Collection entries:
[start]
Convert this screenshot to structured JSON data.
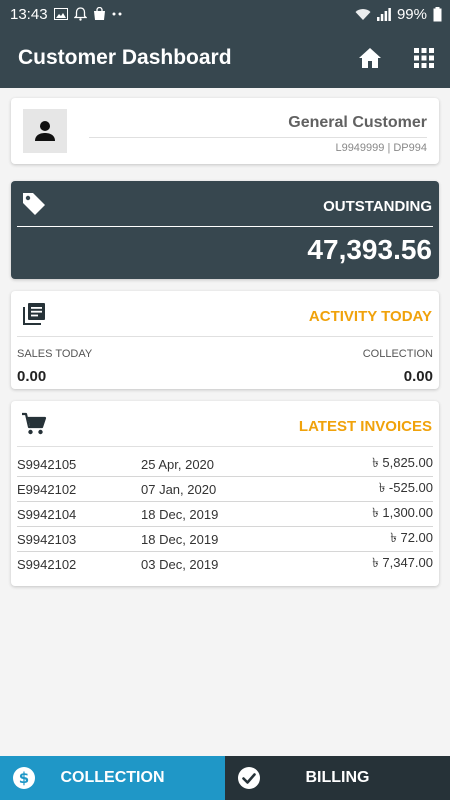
{
  "status_bar": {
    "time": "13:43",
    "battery": "99%"
  },
  "app_bar": {
    "title": "Customer Dashboard",
    "icons": [
      "home-icon",
      "grid-apps-icon"
    ]
  },
  "customer": {
    "name": "General Customer",
    "codes": "L9949999 | DP994",
    "icon": "person-icon"
  },
  "outstanding": {
    "label": "OUTSTANDING",
    "value": "47,393.56",
    "icon": "tag-icon"
  },
  "activity": {
    "title": "ACTIVITY TODAY",
    "icon": "book-list-icon",
    "sales_label": "SALES TODAY",
    "sales_value": "0.00",
    "collection_label": "COLLECTION",
    "collection_value": "0.00"
  },
  "invoices": {
    "title": "LATEST INVOICES",
    "icon": "cart-icon",
    "rows": [
      {
        "no": "S9942105",
        "date": "25 Apr, 2020",
        "amount": "৳ 5,825.00"
      },
      {
        "no": "E9942102",
        "date": "07 Jan, 2020",
        "amount": "৳ -525.00"
      },
      {
        "no": "S9942104",
        "date": "18 Dec, 2019",
        "amount": "৳ 1,300.00"
      },
      {
        "no": "S9942103",
        "date": "18 Dec, 2019",
        "amount": "৳ 72.00"
      },
      {
        "no": "S9942102",
        "date": "03 Dec, 2019",
        "amount": "৳ 7,347.00"
      }
    ]
  },
  "bottom_nav": {
    "collection_label": "COLLECTION",
    "billing_label": "BILLING"
  },
  "colors": {
    "primary_dark": "#37474f",
    "accent_orange": "#f0a20b",
    "collection_blue": "#1f97c7",
    "billing_dark": "#263238"
  }
}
[end]
Reproduce all of the data exactly; the pictures do not belong in the copy.

■ WRITTEN ANSWER:
Convert this screenshot to structured JSON data.
{
  "status_bar": {
    "time": "13:43",
    "battery": "99%"
  },
  "app_bar": {
    "title": "Customer Dashboard",
    "icons": [
      "home-icon",
      "grid-apps-icon"
    ]
  },
  "customer": {
    "name": "General Customer",
    "codes": "L9949999 | DP994",
    "icon": "person-icon"
  },
  "outstanding": {
    "label": "OUTSTANDING",
    "value": "47,393.56",
    "icon": "tag-icon"
  },
  "activity": {
    "title": "ACTIVITY TODAY",
    "icon": "book-list-icon",
    "sales_label": "SALES TODAY",
    "sales_value": "0.00",
    "collection_label": "COLLECTION",
    "collection_value": "0.00"
  },
  "invoices": {
    "title": "LATEST INVOICES",
    "icon": "cart-icon",
    "rows": [
      {
        "no": "S9942105",
        "date": "25 Apr, 2020",
        "amount": "৳ 5,825.00"
      },
      {
        "no": "E9942102",
        "date": "07 Jan, 2020",
        "amount": "৳ -525.00"
      },
      {
        "no": "S9942104",
        "date": "18 Dec, 2019",
        "amount": "৳ 1,300.00"
      },
      {
        "no": "S9942103",
        "date": "18 Dec, 2019",
        "amount": "৳ 72.00"
      },
      {
        "no": "S9942102",
        "date": "03 Dec, 2019",
        "amount": "৳ 7,347.00"
      }
    ]
  },
  "bottom_nav": {
    "collection_label": "COLLECTION",
    "billing_label": "BILLING"
  },
  "colors": {
    "primary_dark": "#37474f",
    "accent_orange": "#f0a20b",
    "collection_blue": "#1f97c7",
    "billing_dark": "#263238"
  }
}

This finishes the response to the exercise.